— BEGIN INPUT FOR THIS TASK —

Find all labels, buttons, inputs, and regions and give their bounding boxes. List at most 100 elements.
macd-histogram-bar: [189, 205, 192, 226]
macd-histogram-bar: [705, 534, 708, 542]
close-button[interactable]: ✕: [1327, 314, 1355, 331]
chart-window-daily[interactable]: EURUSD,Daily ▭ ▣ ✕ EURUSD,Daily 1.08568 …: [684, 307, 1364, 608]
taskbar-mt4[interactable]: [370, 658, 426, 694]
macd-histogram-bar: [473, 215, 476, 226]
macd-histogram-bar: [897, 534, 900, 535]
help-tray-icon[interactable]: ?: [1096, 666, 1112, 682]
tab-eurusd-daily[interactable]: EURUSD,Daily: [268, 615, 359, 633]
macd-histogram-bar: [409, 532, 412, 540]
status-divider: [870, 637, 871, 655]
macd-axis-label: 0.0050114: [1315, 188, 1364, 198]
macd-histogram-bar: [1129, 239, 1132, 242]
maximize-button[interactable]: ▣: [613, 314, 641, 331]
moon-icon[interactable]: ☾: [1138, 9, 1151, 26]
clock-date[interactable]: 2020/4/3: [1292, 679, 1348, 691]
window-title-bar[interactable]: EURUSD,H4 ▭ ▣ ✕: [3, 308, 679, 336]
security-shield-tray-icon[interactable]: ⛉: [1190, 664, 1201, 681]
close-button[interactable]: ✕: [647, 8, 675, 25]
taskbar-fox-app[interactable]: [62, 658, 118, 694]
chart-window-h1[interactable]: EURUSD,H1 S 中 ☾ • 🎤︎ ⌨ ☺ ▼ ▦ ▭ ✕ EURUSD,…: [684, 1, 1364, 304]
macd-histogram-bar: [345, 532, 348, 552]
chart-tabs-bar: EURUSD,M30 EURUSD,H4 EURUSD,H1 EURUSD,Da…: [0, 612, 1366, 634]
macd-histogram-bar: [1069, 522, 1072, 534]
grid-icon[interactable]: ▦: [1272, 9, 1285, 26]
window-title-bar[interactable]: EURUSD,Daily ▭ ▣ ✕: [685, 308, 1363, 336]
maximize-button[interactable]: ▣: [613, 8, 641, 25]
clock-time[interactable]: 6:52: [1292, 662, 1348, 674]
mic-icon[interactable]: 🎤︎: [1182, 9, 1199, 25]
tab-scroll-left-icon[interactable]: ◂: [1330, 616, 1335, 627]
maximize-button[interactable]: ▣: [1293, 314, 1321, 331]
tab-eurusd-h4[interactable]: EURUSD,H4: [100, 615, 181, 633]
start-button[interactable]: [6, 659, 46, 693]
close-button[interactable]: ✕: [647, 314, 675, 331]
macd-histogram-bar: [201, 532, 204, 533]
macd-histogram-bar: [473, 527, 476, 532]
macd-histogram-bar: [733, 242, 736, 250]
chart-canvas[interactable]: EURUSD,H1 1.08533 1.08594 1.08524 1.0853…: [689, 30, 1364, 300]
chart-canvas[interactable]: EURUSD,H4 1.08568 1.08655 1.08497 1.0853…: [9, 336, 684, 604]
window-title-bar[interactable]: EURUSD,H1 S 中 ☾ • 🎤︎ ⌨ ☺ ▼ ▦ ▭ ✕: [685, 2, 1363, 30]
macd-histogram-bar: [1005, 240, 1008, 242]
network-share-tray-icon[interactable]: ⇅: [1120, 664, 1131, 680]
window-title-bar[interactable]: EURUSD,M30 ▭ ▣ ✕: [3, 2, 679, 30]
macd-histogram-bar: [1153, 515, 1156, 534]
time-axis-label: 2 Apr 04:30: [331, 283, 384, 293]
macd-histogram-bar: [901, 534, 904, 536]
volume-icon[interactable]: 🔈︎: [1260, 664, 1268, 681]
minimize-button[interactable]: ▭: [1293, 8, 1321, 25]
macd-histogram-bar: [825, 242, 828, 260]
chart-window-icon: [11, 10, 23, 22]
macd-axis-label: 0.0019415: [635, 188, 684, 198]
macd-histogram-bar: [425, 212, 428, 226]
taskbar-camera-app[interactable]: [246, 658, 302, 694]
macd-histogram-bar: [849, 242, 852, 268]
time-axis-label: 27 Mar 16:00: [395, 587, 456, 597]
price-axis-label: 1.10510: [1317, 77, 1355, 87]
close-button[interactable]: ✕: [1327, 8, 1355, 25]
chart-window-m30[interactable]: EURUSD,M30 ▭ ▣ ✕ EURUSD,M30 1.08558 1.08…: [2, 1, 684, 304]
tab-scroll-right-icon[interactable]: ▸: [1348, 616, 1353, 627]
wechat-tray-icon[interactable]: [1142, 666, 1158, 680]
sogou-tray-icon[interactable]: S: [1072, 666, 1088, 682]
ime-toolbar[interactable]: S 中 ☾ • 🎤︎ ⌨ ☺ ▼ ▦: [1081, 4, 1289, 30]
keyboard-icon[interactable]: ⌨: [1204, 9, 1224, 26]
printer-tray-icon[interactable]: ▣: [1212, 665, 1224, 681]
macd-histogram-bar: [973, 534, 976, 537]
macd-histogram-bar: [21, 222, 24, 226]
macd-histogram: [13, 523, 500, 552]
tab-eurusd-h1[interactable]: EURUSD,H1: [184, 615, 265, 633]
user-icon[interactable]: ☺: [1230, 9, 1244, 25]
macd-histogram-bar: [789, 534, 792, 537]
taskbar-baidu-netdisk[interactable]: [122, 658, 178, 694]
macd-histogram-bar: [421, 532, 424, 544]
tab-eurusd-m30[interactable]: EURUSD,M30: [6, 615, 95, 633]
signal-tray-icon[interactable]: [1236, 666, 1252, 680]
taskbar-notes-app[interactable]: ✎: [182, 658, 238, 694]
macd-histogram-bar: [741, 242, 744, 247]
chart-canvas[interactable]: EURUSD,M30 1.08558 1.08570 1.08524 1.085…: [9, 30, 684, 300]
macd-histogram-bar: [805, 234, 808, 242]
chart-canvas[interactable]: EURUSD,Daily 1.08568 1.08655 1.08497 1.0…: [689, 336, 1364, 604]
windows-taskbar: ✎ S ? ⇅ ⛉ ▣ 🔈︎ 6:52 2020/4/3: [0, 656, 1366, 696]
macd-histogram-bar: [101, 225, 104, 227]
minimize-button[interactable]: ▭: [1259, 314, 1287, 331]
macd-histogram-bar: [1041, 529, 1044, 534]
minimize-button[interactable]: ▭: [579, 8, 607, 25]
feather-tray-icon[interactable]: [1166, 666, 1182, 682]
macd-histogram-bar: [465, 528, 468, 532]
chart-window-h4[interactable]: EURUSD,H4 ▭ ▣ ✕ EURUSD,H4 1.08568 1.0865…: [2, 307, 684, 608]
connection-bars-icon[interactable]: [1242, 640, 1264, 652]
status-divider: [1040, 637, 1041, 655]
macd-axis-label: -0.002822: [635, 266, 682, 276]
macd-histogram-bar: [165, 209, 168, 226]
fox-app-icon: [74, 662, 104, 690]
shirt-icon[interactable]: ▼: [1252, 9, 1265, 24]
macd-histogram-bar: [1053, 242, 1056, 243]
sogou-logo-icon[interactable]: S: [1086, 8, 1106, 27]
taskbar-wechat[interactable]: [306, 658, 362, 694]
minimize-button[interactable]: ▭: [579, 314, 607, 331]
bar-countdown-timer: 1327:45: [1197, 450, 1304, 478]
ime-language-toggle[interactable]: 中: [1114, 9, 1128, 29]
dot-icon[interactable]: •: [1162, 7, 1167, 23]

— END INPUT FOR THIS TASK —

DO THIS = Which lines in the material above contain the string "taskbar"? Pick out each of them.

PROBLEM SOLUTION =
taskbar-mt4[interactable]: [370, 658, 426, 694]
taskbar-fox-app[interactable]: [62, 658, 118, 694]
taskbar-camera-app[interactable]: [246, 658, 302, 694]
taskbar-baidu-netdisk[interactable]: [122, 658, 178, 694]
taskbar-notes-app[interactable]: ✎: [182, 658, 238, 694]
windows-taskbar: ✎ S ? ⇅ ⛉ ▣ 🔈︎ 6:52 2020/4/3: [0, 656, 1366, 696]
taskbar-wechat[interactable]: [306, 658, 362, 694]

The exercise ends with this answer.